[PROVIDED DATA]
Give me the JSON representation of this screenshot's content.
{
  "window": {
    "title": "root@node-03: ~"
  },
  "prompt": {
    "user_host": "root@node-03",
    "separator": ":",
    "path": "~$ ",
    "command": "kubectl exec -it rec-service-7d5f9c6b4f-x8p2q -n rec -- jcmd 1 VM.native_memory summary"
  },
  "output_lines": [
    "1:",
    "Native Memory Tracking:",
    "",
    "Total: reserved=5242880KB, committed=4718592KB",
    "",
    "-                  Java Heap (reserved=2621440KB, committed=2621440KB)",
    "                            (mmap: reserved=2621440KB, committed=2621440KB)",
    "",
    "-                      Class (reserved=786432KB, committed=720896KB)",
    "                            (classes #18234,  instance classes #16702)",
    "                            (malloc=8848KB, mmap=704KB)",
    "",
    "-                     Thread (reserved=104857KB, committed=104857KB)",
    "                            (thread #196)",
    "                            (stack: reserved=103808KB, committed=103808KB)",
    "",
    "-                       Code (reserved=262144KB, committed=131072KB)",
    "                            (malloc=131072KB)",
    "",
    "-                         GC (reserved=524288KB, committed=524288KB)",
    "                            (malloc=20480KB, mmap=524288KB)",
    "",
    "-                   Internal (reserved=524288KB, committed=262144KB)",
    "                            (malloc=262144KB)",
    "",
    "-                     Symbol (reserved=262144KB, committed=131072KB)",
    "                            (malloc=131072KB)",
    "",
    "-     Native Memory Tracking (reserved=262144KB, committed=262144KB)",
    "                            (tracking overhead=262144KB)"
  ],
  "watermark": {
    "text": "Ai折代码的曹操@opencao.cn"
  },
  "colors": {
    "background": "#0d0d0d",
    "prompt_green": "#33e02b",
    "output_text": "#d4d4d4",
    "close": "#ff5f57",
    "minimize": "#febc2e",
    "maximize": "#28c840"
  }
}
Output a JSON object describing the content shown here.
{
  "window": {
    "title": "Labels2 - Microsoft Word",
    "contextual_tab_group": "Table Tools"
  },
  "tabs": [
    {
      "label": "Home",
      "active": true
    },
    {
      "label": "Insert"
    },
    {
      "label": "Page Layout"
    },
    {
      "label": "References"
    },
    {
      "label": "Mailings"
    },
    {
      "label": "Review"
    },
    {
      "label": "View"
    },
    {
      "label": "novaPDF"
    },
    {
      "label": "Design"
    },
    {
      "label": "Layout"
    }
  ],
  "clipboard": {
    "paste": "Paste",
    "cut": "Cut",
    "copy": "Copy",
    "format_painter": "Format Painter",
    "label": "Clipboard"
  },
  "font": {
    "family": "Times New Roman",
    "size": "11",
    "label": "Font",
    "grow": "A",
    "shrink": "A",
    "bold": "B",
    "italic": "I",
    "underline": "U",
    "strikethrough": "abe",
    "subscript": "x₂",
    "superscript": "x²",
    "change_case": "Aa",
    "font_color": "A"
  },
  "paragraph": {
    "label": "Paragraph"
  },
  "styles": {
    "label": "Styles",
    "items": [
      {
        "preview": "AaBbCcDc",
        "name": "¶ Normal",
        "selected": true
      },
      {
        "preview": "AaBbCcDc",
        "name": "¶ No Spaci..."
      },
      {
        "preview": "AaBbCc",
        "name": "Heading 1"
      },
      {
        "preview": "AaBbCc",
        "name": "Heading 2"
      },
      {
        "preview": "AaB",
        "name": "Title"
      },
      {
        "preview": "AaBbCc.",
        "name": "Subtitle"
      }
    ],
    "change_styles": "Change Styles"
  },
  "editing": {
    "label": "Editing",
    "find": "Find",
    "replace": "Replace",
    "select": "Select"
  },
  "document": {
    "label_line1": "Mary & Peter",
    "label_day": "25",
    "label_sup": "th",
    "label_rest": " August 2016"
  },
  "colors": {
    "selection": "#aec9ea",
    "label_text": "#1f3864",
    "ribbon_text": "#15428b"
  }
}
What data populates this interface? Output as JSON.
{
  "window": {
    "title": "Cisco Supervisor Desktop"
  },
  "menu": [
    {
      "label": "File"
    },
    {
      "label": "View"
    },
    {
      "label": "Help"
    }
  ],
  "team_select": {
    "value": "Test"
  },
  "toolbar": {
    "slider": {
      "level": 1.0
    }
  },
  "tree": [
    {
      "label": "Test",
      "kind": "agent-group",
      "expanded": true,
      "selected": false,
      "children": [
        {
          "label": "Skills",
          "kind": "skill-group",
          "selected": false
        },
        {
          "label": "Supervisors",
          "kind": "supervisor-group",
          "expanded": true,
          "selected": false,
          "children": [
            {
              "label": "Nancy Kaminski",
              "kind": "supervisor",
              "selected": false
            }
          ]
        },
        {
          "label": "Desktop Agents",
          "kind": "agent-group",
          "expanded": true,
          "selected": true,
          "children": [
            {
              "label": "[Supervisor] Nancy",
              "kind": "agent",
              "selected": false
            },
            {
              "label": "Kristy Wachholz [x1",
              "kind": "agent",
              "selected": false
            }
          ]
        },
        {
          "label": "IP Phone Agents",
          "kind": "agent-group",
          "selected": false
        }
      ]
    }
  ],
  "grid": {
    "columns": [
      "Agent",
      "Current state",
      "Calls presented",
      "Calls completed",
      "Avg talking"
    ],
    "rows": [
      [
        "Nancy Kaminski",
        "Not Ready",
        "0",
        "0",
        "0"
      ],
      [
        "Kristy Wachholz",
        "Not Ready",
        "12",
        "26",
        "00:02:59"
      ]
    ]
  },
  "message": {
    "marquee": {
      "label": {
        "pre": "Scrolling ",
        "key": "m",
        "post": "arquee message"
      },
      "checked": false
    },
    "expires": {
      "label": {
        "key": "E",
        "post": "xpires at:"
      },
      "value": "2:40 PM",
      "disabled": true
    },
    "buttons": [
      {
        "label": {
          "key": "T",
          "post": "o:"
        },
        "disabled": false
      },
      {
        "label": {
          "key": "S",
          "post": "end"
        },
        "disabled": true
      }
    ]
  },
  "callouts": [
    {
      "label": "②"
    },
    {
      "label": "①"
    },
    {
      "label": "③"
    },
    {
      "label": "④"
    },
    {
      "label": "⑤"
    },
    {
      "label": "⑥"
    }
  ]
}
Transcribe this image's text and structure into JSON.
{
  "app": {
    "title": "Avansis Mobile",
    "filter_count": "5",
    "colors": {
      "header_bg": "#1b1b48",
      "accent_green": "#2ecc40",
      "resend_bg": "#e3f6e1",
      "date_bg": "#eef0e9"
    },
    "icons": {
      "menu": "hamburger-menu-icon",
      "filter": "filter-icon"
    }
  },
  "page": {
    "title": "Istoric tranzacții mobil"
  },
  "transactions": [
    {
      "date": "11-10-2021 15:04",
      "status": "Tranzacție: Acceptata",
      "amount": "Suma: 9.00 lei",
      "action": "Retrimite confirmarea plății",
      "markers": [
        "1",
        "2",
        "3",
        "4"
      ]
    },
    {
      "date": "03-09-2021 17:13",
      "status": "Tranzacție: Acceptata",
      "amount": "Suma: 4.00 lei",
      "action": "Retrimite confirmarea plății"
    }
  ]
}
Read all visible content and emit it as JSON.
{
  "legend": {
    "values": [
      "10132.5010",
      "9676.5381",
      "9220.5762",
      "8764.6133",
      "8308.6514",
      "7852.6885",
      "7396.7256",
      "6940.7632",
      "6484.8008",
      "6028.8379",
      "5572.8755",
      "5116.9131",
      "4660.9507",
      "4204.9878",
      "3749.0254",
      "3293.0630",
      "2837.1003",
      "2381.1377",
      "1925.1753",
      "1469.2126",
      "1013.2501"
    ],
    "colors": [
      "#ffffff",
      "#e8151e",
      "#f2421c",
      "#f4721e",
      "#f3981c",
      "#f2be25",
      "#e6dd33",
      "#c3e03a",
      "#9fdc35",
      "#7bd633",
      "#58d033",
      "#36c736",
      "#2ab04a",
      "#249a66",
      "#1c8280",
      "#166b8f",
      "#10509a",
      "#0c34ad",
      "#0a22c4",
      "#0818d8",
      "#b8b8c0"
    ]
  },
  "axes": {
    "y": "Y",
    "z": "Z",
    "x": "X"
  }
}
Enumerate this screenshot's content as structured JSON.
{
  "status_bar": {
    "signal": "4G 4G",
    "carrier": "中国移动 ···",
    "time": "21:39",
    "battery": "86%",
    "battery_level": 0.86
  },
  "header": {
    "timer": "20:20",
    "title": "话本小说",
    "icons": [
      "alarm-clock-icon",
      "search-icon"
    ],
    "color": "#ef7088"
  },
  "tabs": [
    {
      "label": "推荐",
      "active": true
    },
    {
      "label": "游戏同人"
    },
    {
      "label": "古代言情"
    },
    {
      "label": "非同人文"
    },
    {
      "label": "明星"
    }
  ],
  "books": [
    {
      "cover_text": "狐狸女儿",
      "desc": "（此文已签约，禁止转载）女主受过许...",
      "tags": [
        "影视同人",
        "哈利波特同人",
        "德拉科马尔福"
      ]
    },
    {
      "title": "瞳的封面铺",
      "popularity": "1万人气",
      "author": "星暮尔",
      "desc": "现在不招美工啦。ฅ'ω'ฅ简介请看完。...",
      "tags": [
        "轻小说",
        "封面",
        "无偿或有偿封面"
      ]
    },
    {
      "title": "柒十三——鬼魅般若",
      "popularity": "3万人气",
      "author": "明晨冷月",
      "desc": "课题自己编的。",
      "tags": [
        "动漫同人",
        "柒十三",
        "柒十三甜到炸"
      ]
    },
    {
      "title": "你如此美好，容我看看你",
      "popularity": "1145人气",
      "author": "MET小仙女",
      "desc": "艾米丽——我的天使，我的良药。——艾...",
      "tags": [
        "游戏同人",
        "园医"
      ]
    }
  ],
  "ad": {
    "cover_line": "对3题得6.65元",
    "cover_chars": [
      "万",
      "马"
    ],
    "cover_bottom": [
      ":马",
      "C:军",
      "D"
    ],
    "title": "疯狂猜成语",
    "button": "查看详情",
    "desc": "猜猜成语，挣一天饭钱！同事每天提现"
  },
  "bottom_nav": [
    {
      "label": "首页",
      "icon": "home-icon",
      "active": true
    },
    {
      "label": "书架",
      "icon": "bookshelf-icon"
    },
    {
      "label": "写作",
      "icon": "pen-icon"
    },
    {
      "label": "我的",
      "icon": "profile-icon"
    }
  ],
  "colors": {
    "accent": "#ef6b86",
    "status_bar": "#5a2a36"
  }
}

[DO THIS]
Collect the lines that hold "Agents".

[THE RESPONSE]
          "label": "Desktop Agents",
          "label": "IP Phone Agents",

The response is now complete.